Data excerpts
--------------------------------

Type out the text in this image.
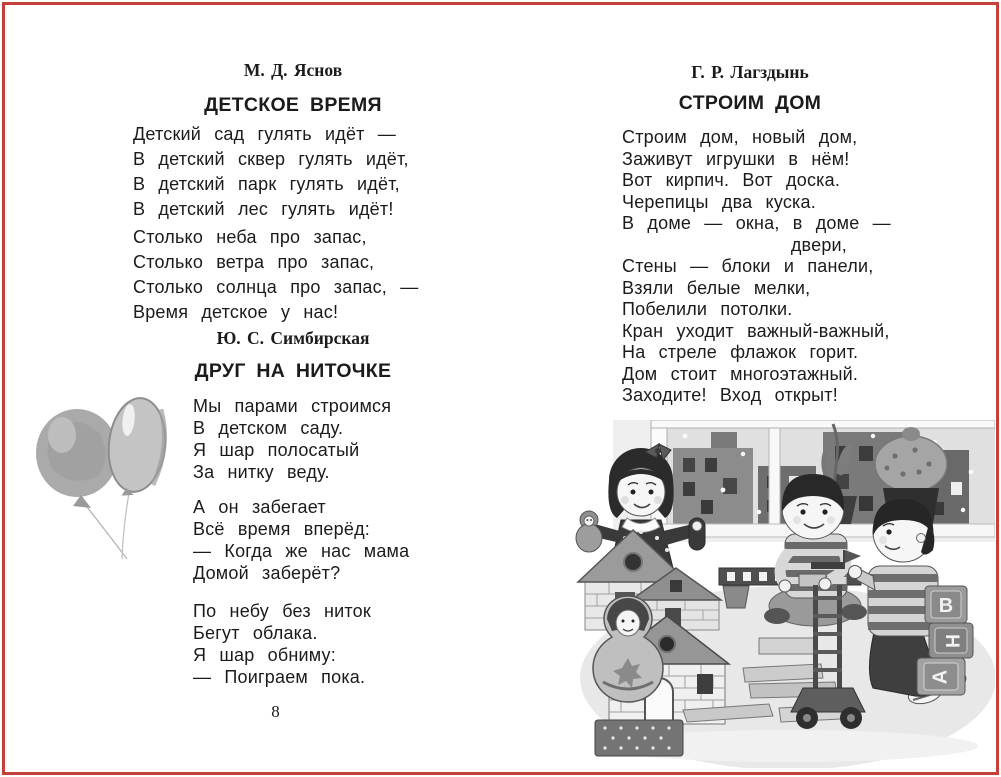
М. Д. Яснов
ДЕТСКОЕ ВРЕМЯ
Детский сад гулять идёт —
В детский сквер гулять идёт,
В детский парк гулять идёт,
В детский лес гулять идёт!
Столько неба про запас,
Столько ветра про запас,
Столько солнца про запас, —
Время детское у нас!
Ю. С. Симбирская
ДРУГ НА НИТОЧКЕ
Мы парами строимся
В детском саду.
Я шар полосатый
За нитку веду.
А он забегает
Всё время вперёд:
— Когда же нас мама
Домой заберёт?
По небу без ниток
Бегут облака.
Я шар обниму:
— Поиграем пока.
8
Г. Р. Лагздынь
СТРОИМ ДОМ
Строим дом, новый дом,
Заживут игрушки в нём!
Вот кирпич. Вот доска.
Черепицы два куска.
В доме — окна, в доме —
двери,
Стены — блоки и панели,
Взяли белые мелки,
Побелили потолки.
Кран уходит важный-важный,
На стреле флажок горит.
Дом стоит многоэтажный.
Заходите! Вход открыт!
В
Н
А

--------------------------------

> TASK STATEMENT
Copy every line of the data that holds the string "Столько".

> RESPONSE
Столько неба про запас,
Столько ветра про запас,
Столько солнца про запас, —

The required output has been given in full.